[Data records]
__________

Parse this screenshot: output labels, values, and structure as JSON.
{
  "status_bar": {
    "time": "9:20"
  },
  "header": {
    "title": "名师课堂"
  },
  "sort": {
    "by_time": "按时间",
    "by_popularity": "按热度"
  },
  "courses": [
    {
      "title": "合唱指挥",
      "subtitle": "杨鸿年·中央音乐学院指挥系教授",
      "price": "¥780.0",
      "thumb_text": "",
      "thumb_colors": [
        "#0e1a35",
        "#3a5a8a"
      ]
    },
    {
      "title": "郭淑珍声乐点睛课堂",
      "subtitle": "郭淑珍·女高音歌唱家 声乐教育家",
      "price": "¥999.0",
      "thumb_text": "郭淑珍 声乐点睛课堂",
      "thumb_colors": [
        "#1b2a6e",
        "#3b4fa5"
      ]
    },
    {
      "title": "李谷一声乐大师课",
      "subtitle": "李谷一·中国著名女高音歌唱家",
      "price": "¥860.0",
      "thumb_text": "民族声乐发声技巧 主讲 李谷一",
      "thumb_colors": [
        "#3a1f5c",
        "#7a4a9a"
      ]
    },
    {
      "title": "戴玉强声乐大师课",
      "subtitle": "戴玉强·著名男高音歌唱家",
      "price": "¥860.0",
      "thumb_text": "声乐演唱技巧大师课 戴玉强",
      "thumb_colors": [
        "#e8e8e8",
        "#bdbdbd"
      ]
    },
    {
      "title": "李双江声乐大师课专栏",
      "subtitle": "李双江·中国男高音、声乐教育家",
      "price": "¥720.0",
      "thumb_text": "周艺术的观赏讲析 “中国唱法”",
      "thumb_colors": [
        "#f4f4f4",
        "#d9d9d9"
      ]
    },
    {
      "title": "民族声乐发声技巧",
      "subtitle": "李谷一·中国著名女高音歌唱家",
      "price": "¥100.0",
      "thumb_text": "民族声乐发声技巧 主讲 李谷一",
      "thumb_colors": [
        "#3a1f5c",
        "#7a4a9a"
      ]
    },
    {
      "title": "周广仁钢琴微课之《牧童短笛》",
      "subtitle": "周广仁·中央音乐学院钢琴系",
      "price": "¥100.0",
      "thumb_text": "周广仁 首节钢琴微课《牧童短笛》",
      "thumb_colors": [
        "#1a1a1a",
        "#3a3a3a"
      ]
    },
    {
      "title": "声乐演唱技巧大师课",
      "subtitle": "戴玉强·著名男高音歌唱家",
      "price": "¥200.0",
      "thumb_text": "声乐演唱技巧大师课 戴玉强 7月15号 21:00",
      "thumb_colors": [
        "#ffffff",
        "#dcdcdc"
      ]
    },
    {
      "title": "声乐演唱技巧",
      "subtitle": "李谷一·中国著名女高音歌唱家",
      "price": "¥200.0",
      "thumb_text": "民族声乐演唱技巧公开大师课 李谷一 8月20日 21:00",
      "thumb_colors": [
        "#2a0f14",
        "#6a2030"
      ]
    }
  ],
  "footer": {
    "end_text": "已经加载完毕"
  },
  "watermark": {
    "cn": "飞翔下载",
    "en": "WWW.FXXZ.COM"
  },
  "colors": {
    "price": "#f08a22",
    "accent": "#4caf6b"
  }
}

__________

§ WHAT IS ASKED
Identify all lines in the records above with the word "price".

§ RESULT OF THE TASK
      "price": "¥780.0",
      "price": "¥999.0",
      "price": "¥860.0",
      "price": "¥860.0",
      "price": "¥720.0",
      "price": "¥100.0",
      "price": "¥100.0",
      "price": "¥200.0",
      "price": "¥200.0",
    "price": "#f08a22",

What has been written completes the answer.